Job → In your copy, leave out the pictures and repeat the entries below exactly.

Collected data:
——

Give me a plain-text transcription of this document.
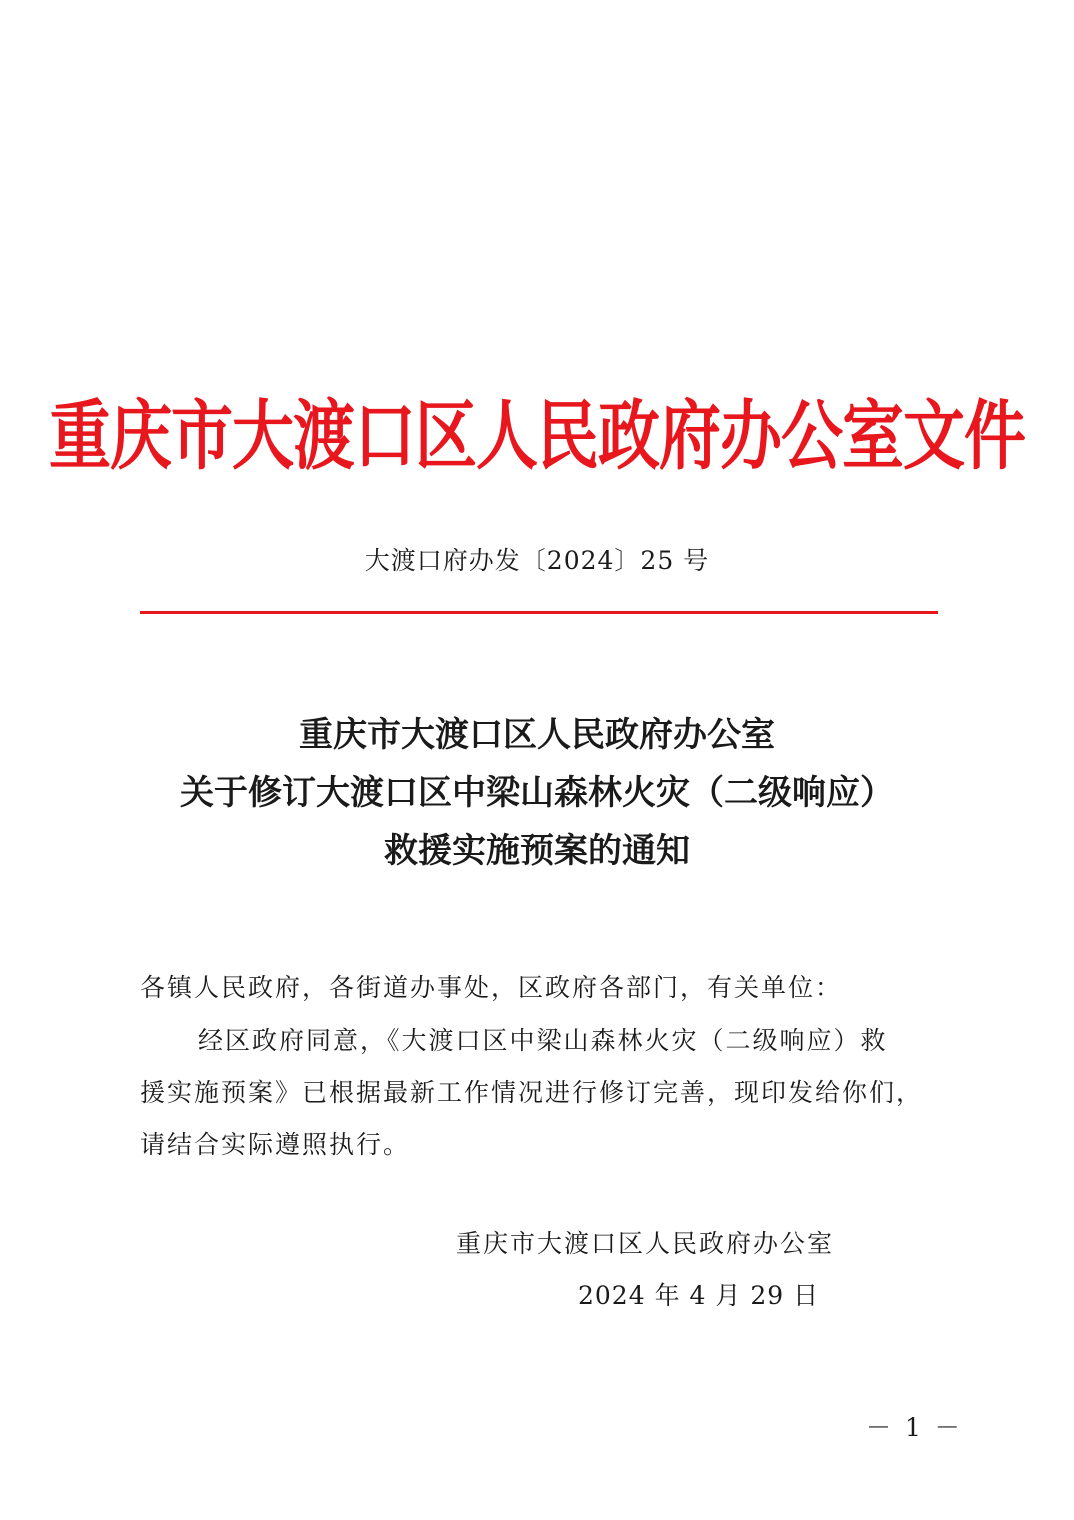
重庆市大渡口区人民政府办公室文件
大渡口府办发〔2024〕25 号
重庆市大渡口区人民政府办公室
关于修订大渡口区中梁山森林火灾（二级响应）
救援实施预案的通知
各镇人民政府，各街道办事处，区政府各部门，有关单位：
经区政府同意，《大渡口区中梁山森林火灾（二级响应）救
援实施预案》已根据最新工作情况进行修订完善，现印发给你们，
请结合实际遵照执行。
重庆市大渡口区人民政府办公室
2024 年 4 月 29 日
－ 1 －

——

Solution for this problem →
Give me a plain-text transcription of this document.
重庆市大渡口区人民政府办公室文件
大渡口府办发〔2024〕25 号
重庆市大渡口区人民政府办公室
关于修订大渡口区中梁山森林火灾（二级响应）
救援实施预案的通知
各镇人民政府，各街道办事处，区政府各部门，有关单位：
经区政府同意，《大渡口区中梁山森林火灾（二级响应）救
援实施预案》已根据最新工作情况进行修订完善，现印发给你们，
请结合实际遵照执行。
重庆市大渡口区人民政府办公室
2024 年 4 月 29 日
－ 1 －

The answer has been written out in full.